---------- Records supplied

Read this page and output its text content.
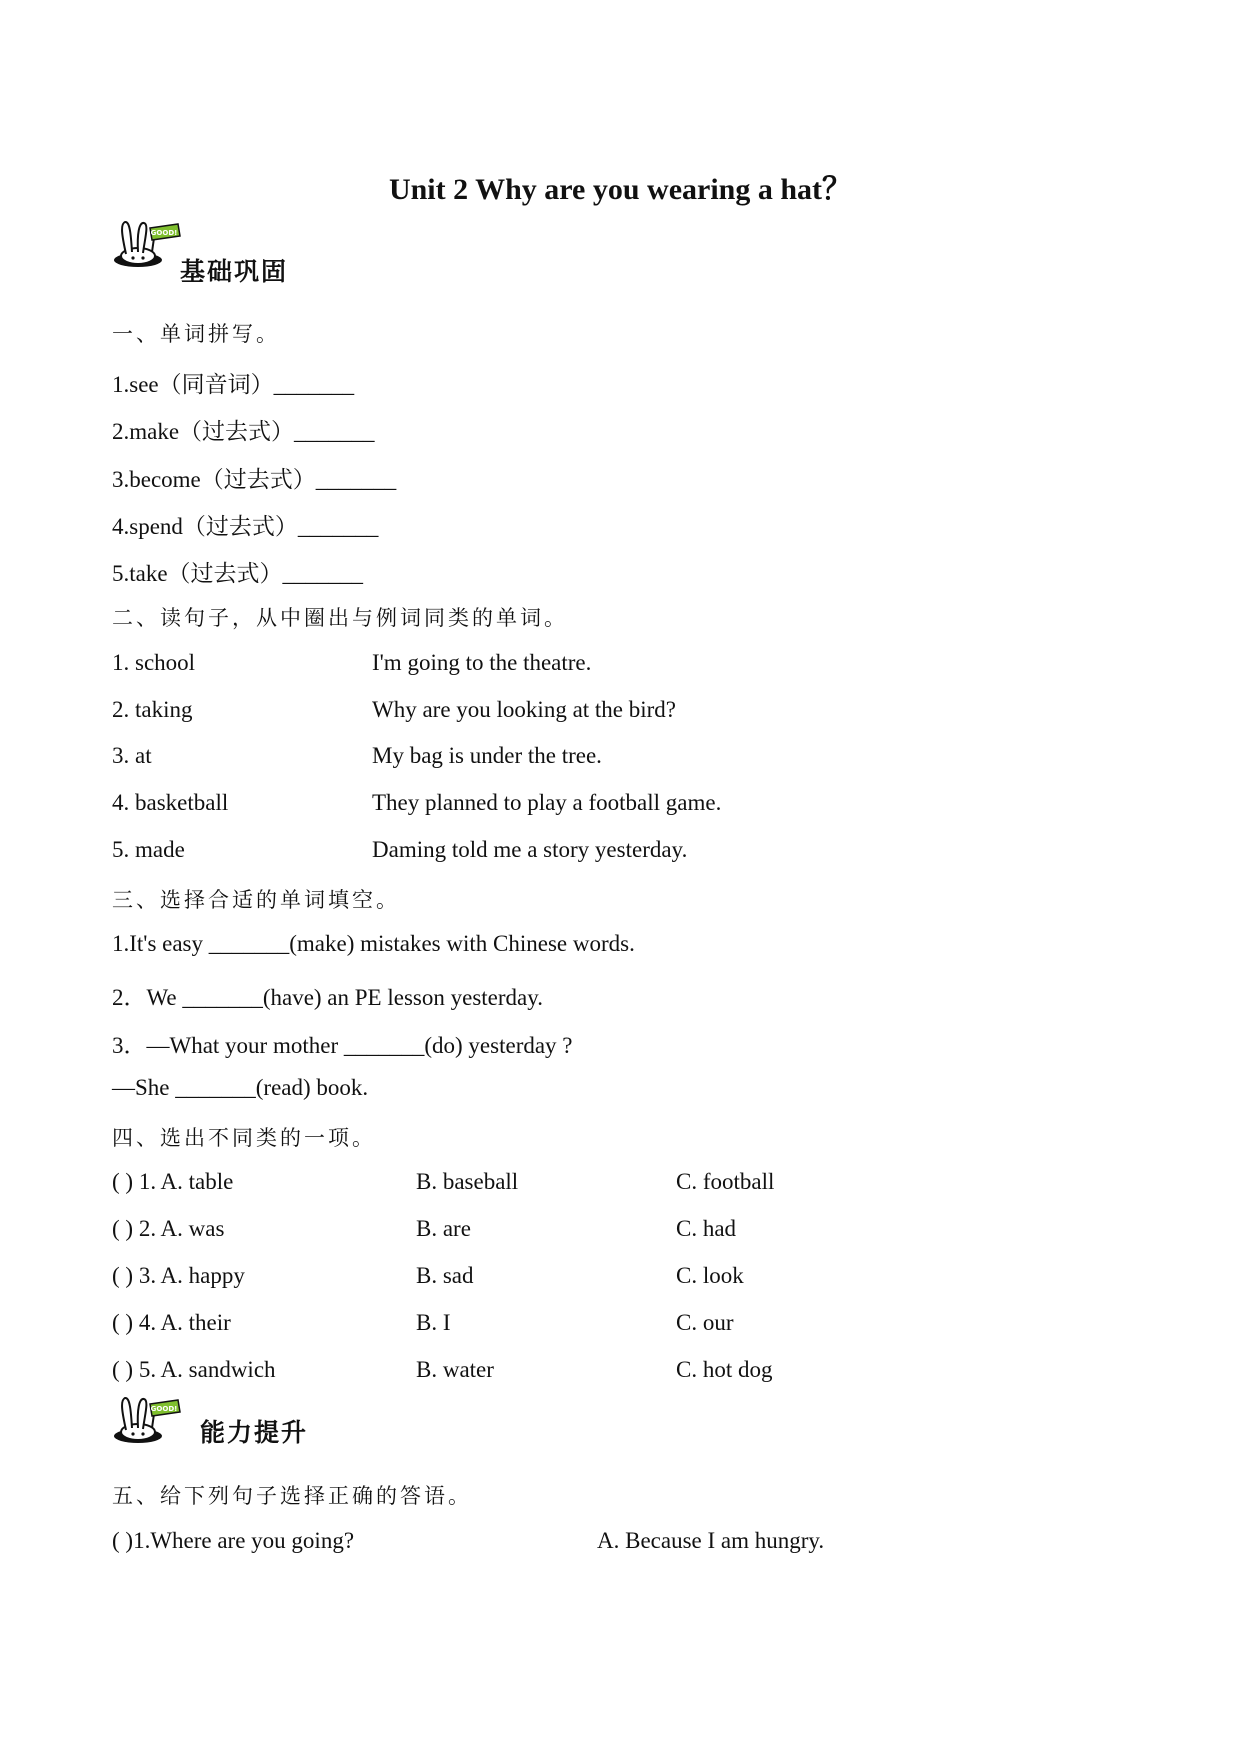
Unit 2 Why are you wearing a hat？
GOOD!
基础巩固
一、单词拼写。
1.see（同音词）_______
2.make（过去式）_______
3.become（过去式）_______
4.spend（过去式）_______
5.take（过去式）_______
二、读句子，从中圈出与例词同类的单词。
1. school	I'm going to the theatre.
2. taking	Why are you looking at the bird?
3. at	My bag is under the tree.
4. basketball	They planned to play a football game.
5. made	Daming told me a story yesterday.
三、选择合适的单词填空。
1.It's easy _______(make) mistakes with Chinese words.
2．We _______(have) an PE lesson yesterday.
3．—What your mother _______(do) yesterday ?
—She _______(read) book.
四、选出不同类的一项。
( ) 1. A. table	B. baseball	C. football
( ) 2. A. was	B. are	C. had
( ) 3. A. happy	B. sad	C. look
( ) 4. A. their	B. I	C. our
( ) 5. A. sandwich	B. water	C. hot dog
GOOD!
能力提升
五、给下列句子选择正确的答语。
( )1.Where are you going?	A. Because I am hungry.
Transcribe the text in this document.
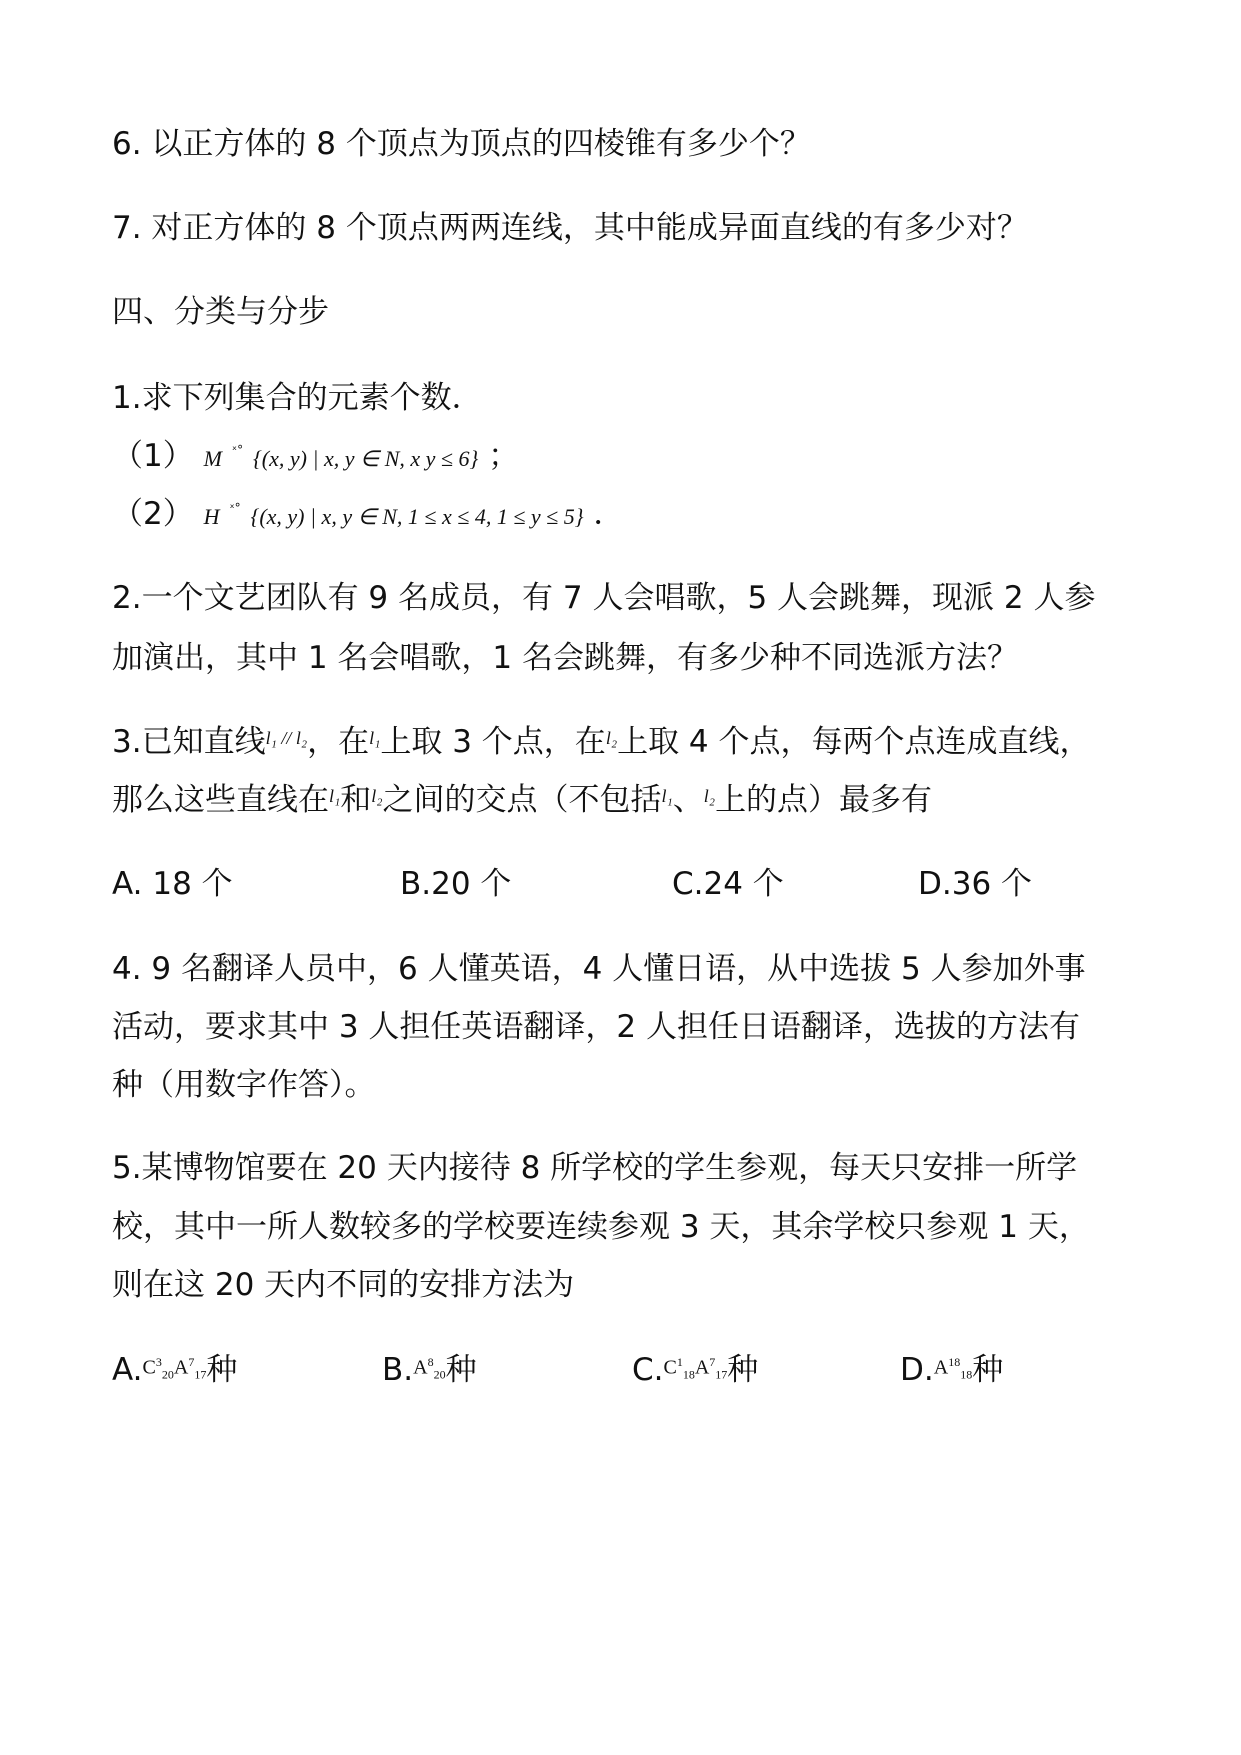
6. 以正方体的 8 个顶点为顶点的四棱锥有多少个？
7. 对正方体的 8 个顶点两两连线，其中能成异面直线的有多少对？
四、分类与分步
1.求下列集合的元素个数．
（1） M $^{ˣ^\circ}$ {(x, y) | x, y ∈ N, x y ≤ 6} ；
（2） H $^{ˣ^\circ}$ {(x, y) | x, y ∈ N, 1 ≤ x ≤ 4, 1 ≤ y ≤ 5} ．
2.一个文艺团队有 9 名成员，有 7 人会唱歌，5 人会跳舞，现派 2 人参
加演出，其中 1 名会唱歌，1 名会跳舞，有多少种不同选派方法？
3.已知直线$^{l_1 // l_2}$，在$^{l_1}$上取 3 个点，在$^{l_2}$上取 4 个点，每两个点连成直线，
那么这些直线在$^{l_1}$和$^{l_2}$之间的交点（不包括$^{l_1}$、$^{l_2}$上的点）最多有
A. 18 个	B.20 个	C.24 个	D.36 个
4. 9 名翻译人员中，6 人懂英语，4 人懂日语，从中选拔 5 人参加外事
活动，要求其中 3 人担任英语翻译，2 人担任日语翻译，选拔的方法有
种（用数字作答）。
5.某博物馆要在 20 天内接待 8 所学校的学生参观，每天只安排一所学
校，其中一所人数较多的学校要连续参观 3 天，其余学校只参观 1 天，
则在这 20 天内不同的安排方法为
$A.C^3_{20}A^7_{17}$种	$B.A^8_{20}$种	$C.C^1_{18}A^7_{17}$种	$D.A^{18}_{18}$种
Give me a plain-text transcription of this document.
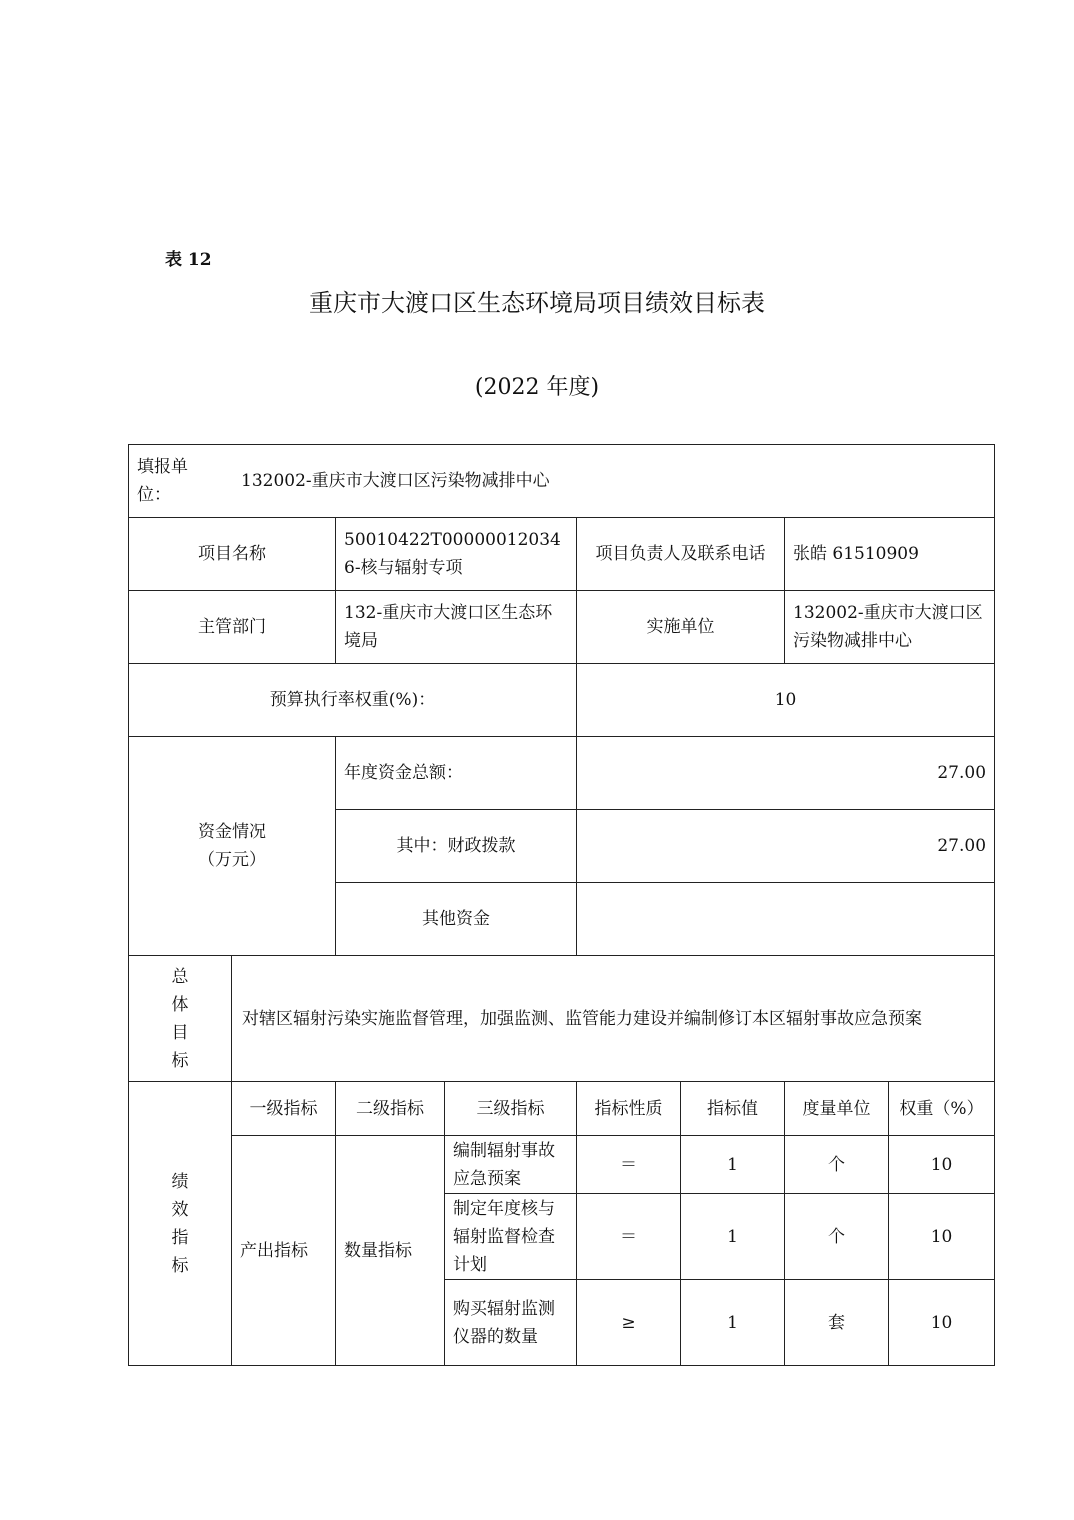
表 12
重庆市大渡口区生态环境局项目绩效目标表
(2022 年度)
填报单位：132002-重庆市大渡口区污染物减排中心							
项目名称		50010422T000000120346-核与辐射专项		项目负责人及联系电话		张皓 61510909	
主管部门		132-重庆市大渡口区生态环境局		实施单位		132002-重庆市大渡口区污染物减排中心	
预算执行率权重(%)：				10			

资金情况
（万元）		年度资金总额：		27.00			
		其中：财政拨款		27.00			
		其他资金					

总
体
目
标	对辖区辐射污染实施监督管理，加强监测、监管能力建设并编制修订本区辐射事故应急预案						

绩
效
指
标	一级指标	二级指标	三级指标	指标性质	指标值	度量单位	权重（%）
	产出指标	数量指标	编制辐射事故应急预案	＝	1	个	10
			制定年度核与辐射监督检查计划	＝	1	个	10
			购买辐射监测仪器的数量	≥	1	套	10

--------------------

**Work to complete**
Print every entry exactly as written, without the pictures.

**Correct response**
Read this page and output its text content.
Unit 2 Why are you wearing a hat？
GOOD!
基础巩固
一、单词拼写。
1.see（同音词）_______
2.make（过去式）_______
3.become（过去式）_______
4.spend（过去式）_______
5.take（过去式）_______
二、读句子，从中圈出与例词同类的单词。
1. school	I'm going to the theatre.
2. taking	Why are you looking at the bird?
3. at	My bag is under the tree.
4. basketball	They planned to play a football game.
5. made	Daming told me a story yesterday.
三、选择合适的单词填空。
1.It's easy _______(make) mistakes with Chinese words.
2．We _______(have) an PE lesson yesterday.
3．—What your mother _______(do) yesterday ?
—She _______(read) book.
四、选出不同类的一项。
( ) 1. A. table	B. baseball	C. football
( ) 2. A. was	B. are	C. had
( ) 3. A. happy	B. sad	C. look
( ) 4. A. their	B. I	C. our
( ) 5. A. sandwich	B. water	C. hot dog
GOOD!
能力提升
五、给下列句子选择正确的答语。
( )1.Where are you going?	A. Because I am hungry.
Transcribe the text in this document.
6. 以正方体的 8 个顶点为顶点的四棱锥有多少个？
7. 对正方体的 8 个顶点两两连线，其中能成异面直线的有多少对？
四、分类与分步
1.求下列集合的元素个数．
（1） M $^{ˣ^\circ}$ {(x, y) | x, y ∈ N, x y ≤ 6} ；
（2） H $^{ˣ^\circ}$ {(x, y) | x, y ∈ N, 1 ≤ x ≤ 4, 1 ≤ y ≤ 5} ．
2.一个文艺团队有 9 名成员，有 7 人会唱歌，5 人会跳舞，现派 2 人参
加演出，其中 1 名会唱歌，1 名会跳舞，有多少种不同选派方法？
3.已知直线$^{l_1 // l_2}$，在$^{l_1}$上取 3 个点，在$^{l_2}$上取 4 个点，每两个点连成直线，
那么这些直线在$^{l_1}$和$^{l_2}$之间的交点（不包括$^{l_1}$、$^{l_2}$上的点）最多有
A. 18 个	B.20 个	C.24 个	D.36 个
4. 9 名翻译人员中，6 人懂英语，4 人懂日语，从中选拔 5 人参加外事
活动，要求其中 3 人担任英语翻译，2 人担任日语翻译，选拔的方法有
种（用数字作答）。
5.某博物馆要在 20 天内接待 8 所学校的学生参观，每天只安排一所学
校，其中一所人数较多的学校要连续参观 3 天，其余学校只参观 1 天，
则在这 20 天内不同的安排方法为
$A.C^3_{20}A^7_{17}$种	$B.A^8_{20}$种	$C.C^1_{18}A^7_{17}$种	$D.A^{18}_{18}$种
Give me a plain-text transcription of this document.
表 12
重庆市大渡口区生态环境局项目绩效目标表
(2022 年度)
填报单位：132002-重庆市大渡口区污染物减排中心							
项目名称		50010422T000000120346-核与辐射专项		项目负责人及联系电话		张皓 61510909	
主管部门		132-重庆市大渡口区生态环境局		实施单位		132002-重庆市大渡口区污染物减排中心	
预算执行率权重(%)：				10			

资金情况
（万元）		年度资金总额：		27.00			
		其中：财政拨款		27.00			
		其他资金					

总
体
目
标	对辖区辐射污染实施监督管理，加强监测、监管能力建设并编制修订本区辐射事故应急预案						

绩
效
指
标	一级指标	二级指标	三级指标	指标性质	指标值	度量单位	权重（%）
	产出指标	数量指标	编制辐射事故应急预案	＝	1	个	10
			制定年度核与辐射监督检查计划	＝	1	个	10
			购买辐射监测仪器的数量	≥	1	套	10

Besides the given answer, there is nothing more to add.